Requirement >>
Your task is to copy every line of this material exactly.

Records for the task >>

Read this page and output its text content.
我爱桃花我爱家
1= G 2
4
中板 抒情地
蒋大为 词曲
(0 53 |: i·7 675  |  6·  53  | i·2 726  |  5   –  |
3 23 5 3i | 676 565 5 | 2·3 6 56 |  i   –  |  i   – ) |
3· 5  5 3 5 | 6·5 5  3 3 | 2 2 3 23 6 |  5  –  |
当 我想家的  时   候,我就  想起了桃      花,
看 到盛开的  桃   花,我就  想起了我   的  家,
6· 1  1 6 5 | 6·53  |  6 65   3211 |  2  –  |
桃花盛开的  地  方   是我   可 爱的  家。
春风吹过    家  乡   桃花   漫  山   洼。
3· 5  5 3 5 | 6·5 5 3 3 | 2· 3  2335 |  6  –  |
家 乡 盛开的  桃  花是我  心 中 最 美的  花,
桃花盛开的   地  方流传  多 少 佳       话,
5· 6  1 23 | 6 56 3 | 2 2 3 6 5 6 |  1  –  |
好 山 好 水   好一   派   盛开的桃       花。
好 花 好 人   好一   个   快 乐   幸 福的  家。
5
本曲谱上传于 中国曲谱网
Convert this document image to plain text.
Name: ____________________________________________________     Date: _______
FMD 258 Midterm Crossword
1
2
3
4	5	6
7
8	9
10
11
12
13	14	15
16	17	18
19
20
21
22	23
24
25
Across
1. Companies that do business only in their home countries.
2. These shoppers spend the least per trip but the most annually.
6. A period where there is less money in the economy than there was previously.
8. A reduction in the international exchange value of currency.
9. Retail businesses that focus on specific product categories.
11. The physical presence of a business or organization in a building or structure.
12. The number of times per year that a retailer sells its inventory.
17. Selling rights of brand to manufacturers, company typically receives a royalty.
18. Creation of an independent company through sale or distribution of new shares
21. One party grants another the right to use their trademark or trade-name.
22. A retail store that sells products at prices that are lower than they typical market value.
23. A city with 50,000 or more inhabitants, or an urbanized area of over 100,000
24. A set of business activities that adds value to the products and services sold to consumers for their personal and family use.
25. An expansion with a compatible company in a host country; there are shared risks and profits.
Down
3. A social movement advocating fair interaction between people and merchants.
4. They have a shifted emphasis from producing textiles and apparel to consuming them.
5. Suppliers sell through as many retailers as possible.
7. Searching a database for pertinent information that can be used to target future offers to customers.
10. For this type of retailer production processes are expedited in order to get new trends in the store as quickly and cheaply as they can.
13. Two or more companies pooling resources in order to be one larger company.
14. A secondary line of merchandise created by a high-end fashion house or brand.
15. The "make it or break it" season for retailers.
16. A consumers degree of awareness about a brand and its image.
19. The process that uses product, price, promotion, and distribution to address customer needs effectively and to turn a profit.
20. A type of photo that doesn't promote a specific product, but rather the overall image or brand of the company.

Full answer >>
Read this page and output its text content.
我爱桃花我爱家
1= G 2
4
中板 抒情地
蒋大为 词曲
(0 53 |: i·7 675  |  6·  53  | i·2 726  |  5   –  |
3 23 5 3i | 676 565 5 | 2·3 6 56 |  i   –  |  i   – ) |
3· 5  5 3 5 | 6·5 5  3 3 | 2 2 3 23 6 |  5  –  |
当 我想家的  时   候,我就  想起了桃      花,
看 到盛开的  桃   花,我就  想起了我   的  家,
6· 1  1 6 5 | 6·53  |  6 65   3211 |  2  –  |
桃花盛开的  地  方   是我   可 爱的  家。
春风吹过    家  乡   桃花   漫  山   洼。
3· 5  5 3 5 | 6·5 5 3 3 | 2· 3  2335 |  6  –  |
家 乡 盛开的  桃  花是我  心 中 最 美的  花,
桃花盛开的   地  方流传  多 少 佳       话,
5· 6  1 23 | 6 56 3 | 2 2 3 6 5 6 |  1  –  |
好 山 好 水   好一   派   盛开的桃       花。
好 花 好 人   好一   个   快 乐   幸 福的  家。
5
本曲谱上传于 中国曲谱网
Convert this document image to plain text.
Name: ____________________________________________________     Date: _______
FMD 258 Midterm Crossword
1
2
3
4	5	6
7
8	9
10
11
12
13	14	15
16	17	18
19
20
21
22	23
24
25
Across
1. Companies that do business only in their home countries.
2. These shoppers spend the least per trip but the most annually.
6. A period where there is less money in the economy than there was previously.
8. A reduction in the international exchange value of currency.
9. Retail businesses that focus on specific product categories.
11. The physical presence of a business or organization in a building or structure.
12. The number of times per year that a retailer sells its inventory.
17. Selling rights of brand to manufacturers, company typically receives a royalty.
18. Creation of an independent company through sale or distribution of new shares
21. One party grants another the right to use their trademark or trade-name.
22. A retail store that sells products at prices that are lower than they typical market value.
23. A city with 50,000 or more inhabitants, or an urbanized area of over 100,000
24. A set of business activities that adds value to the products and services sold to consumers for their personal and family use.
25. An expansion with a compatible company in a host country; there are shared risks and profits.
Down
3. A social movement advocating fair interaction between people and merchants.
4. They have a shifted emphasis from producing textiles and apparel to consuming them.
5. Suppliers sell through as many retailers as possible.
7. Searching a database for pertinent information that can be used to target future offers to customers.
10. For this type of retailer production processes are expedited in order to get new trends in the store as quickly and cheaply as they can.
13. Two or more companies pooling resources in order to be one larger company.
14. A secondary line of merchandise created by a high-end fashion house or brand.
15. The "make it or break it" season for retailers.
16. A consumers degree of awareness about a brand and its image.
19. The process that uses product, price, promotion, and distribution to address customer needs effectively and to turn a profit.
20. A type of photo that doesn't promote a specific product, but rather the overall image or brand of the company.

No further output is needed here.